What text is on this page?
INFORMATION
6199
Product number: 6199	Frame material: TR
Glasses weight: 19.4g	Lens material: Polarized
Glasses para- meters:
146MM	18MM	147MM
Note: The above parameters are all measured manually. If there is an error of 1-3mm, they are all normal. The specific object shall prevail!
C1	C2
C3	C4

What to do. Repeat the data in its entirety, character for character.

Result below.
What text is on this page?
INFORMATION
6199
Product number: 6199	Frame material: TR
Glasses weight: 19.4g	Lens material: Polarized
Glasses para- meters:
146MM	18MM	147MM
Note: The above parameters are all measured manually. If there is an error of 1-3mm, they are all normal. The specific object shall prevail!
C1	C2
C3	C4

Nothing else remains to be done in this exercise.